◆ REQUIRED TASK: Retype all the entries word for word, but omit the pictures.

Dataset items
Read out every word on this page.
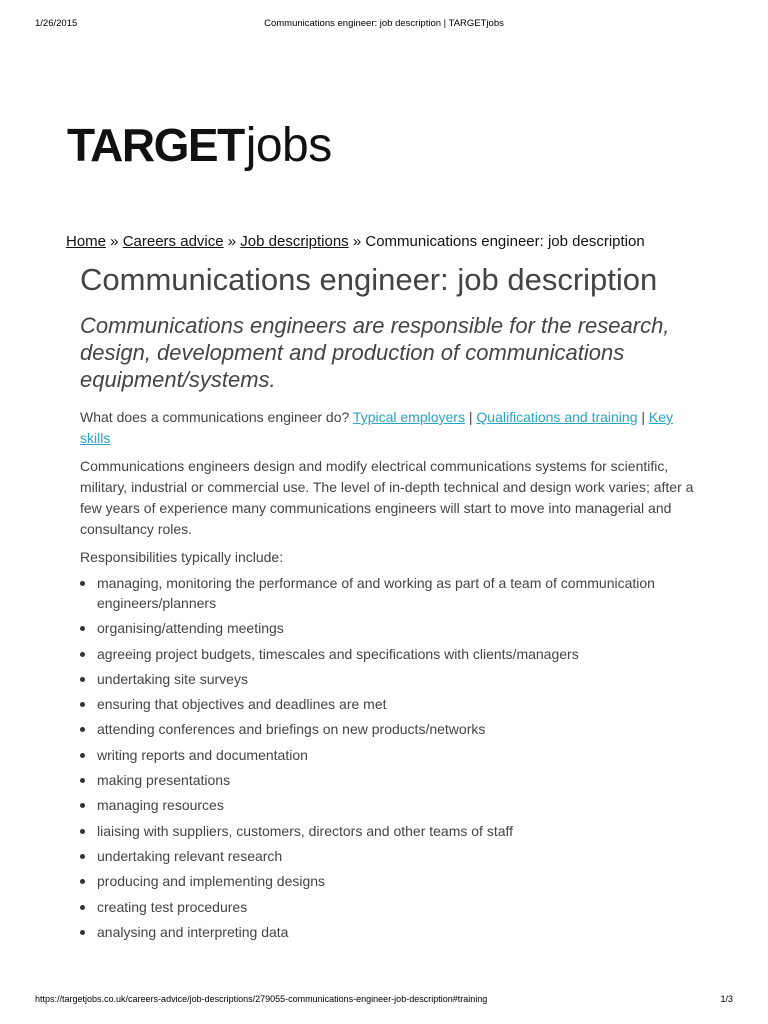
1/26/2015	Communications engineer: job description | TARGETjobs
TARGETjobs
Home » Careers advice » Job descriptions » Communications engineer: job description
Communications engineer: job description

Communications engineers are responsible for the research, design, development and production of communications equipment/systems.

What does a communications engineer do? Typical employers | Qualifications and training | Key skills

Communications engineers design and modify electrical communications systems for scientific, military, industrial or commercial use. The level of in-depth technical and design work varies; after a few years of experience many communications engineers will start to move into managerial and consultancy roles.

Responsibilities typically include:

managing, monitoring the performance of and working as part of a team of communication engineers/planners
organising/attending meetings
agreeing project budgets, timescales and specifications with clients/managers
undertaking site surveys
ensuring that objectives and deadlines are met
attending conferences and briefings on new products/networks
writing reports and documentation
making presentations
managing resources
liaising with suppliers, customers, directors and other teams of staff
undertaking relevant research
producing and implementing designs
creating test procedures
analysing and interpreting data
https://targetjobs.co.uk/careers-advice/job-descriptions/279055-communications-engineer-job-description#training	1/3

◆ RESULT BELOW:
Read out every word on this page.
1/26/2015	Communications engineer: job description | TARGETjobs
TARGETjobs
Home » Careers advice » Job descriptions » Communications engineer: job description
Communications engineer: job description

Communications engineers are responsible for the research, design, development and production of communications equipment/systems.

What does a communications engineer do? Typical employers | Qualifications and training | Key skills

Communications engineers design and modify electrical communications systems for scientific, military, industrial or commercial use. The level of in-depth technical and design work varies; after a few years of experience many communications engineers will start to move into managerial and consultancy roles.

Responsibilities typically include:

managing, monitoring the performance of and working as part of a team of communication engineers/planners
organising/attending meetings
agreeing project budgets, timescales and specifications with clients/managers
undertaking site surveys
ensuring that objectives and deadlines are met
attending conferences and briefings on new products/networks
writing reports and documentation
making presentations
managing resources
liaising with suppliers, customers, directors and other teams of staff
undertaking relevant research
producing and implementing designs
creating test procedures
analysing and interpreting data
https://targetjobs.co.uk/careers-advice/job-descriptions/279055-communications-engineer-job-description#training	1/3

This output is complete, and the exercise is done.